REQUIREMENTS> Exclude the pictures and reproduce the remaining data exactly as written.
start INPUT DATA
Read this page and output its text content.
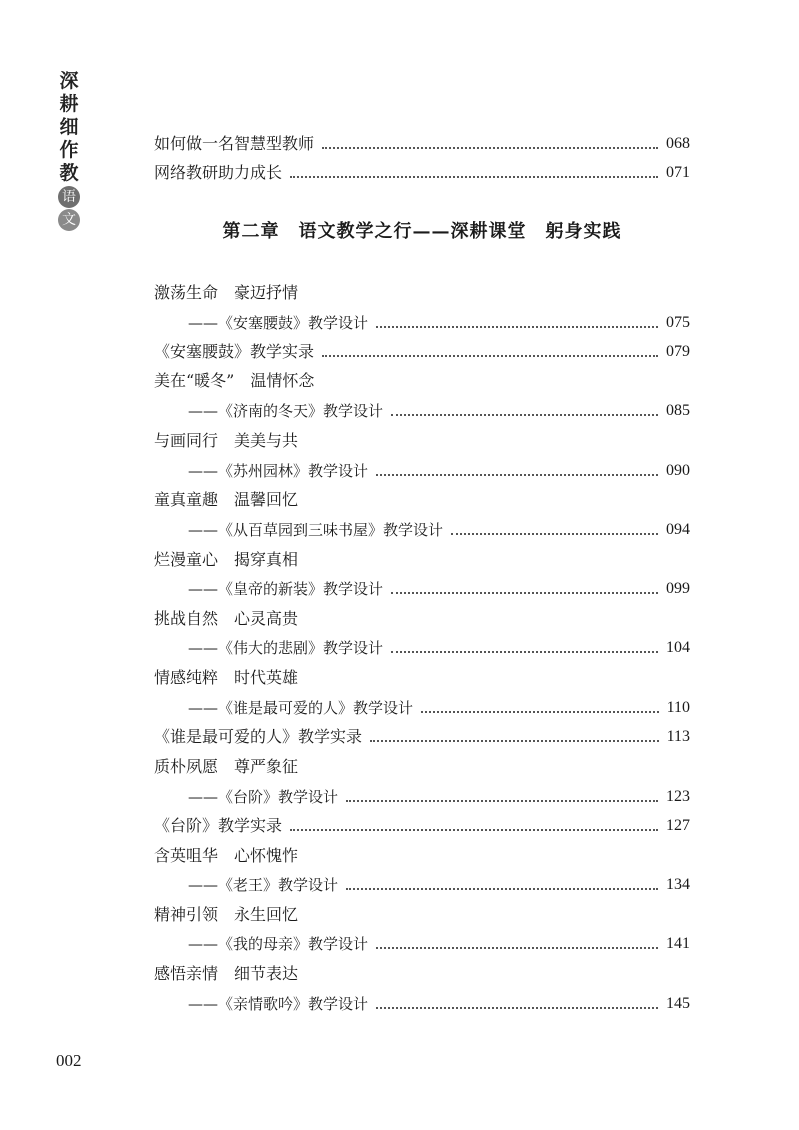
深
耕
细
作
教
语
文
如何做一名智慧型教师	068
网络教研助力成长	071
第二章　语文教学之行——深耕课堂　躬身实践
激荡生命　豪迈抒情
——《安塞腰鼓》教学设计	075
《安塞腰鼓》教学实录	079
美在“暖冬”　温情怀念
——《济南的冬天》教学设计	085
与画同行　美美与共
——《苏州园林》教学设计	090
童真童趣　温馨回忆
——《从百草园到三味书屋》教学设计	094
烂漫童心　揭穿真相
——《皇帝的新装》教学设计	099
挑战自然　心灵高贵
——《伟大的悲剧》教学设计	104
情感纯粹　时代英雄
——《谁是最可爱的人》教学设计	110
《谁是最可爱的人》教学实录	113
质朴夙愿　尊严象征
——《台阶》教学设计	123
《台阶》教学实录	127
含英咀华　心怀愧怍
——《老王》教学设计	134
精神引领　永生回忆
——《我的母亲》教学设计	141
感悟亲情　细节表达
——《亲情歌吟》教学设计	145
002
end INPUT DATA
THE SOLUTION>
Read this page and output its text content.
深
耕
细
作
教
语
文
如何做一名智慧型教师	068
网络教研助力成长	071
第二章　语文教学之行——深耕课堂　躬身实践
激荡生命　豪迈抒情
——《安塞腰鼓》教学设计	075
《安塞腰鼓》教学实录	079
美在“暖冬”　温情怀念
——《济南的冬天》教学设计	085
与画同行　美美与共
——《苏州园林》教学设计	090
童真童趣　温馨回忆
——《从百草园到三味书屋》教学设计	094
烂漫童心　揭穿真相
——《皇帝的新装》教学设计	099
挑战自然　心灵高贵
——《伟大的悲剧》教学设计	104
情感纯粹　时代英雄
——《谁是最可爱的人》教学设计	110
《谁是最可爱的人》教学实录	113
质朴夙愿　尊严象征
——《台阶》教学设计	123
《台阶》教学实录	127
含英咀华　心怀愧怍
——《老王》教学设计	134
精神引领　永生回忆
——《我的母亲》教学设计	141
感悟亲情　细节表达
——《亲情歌吟》教学设计	145
002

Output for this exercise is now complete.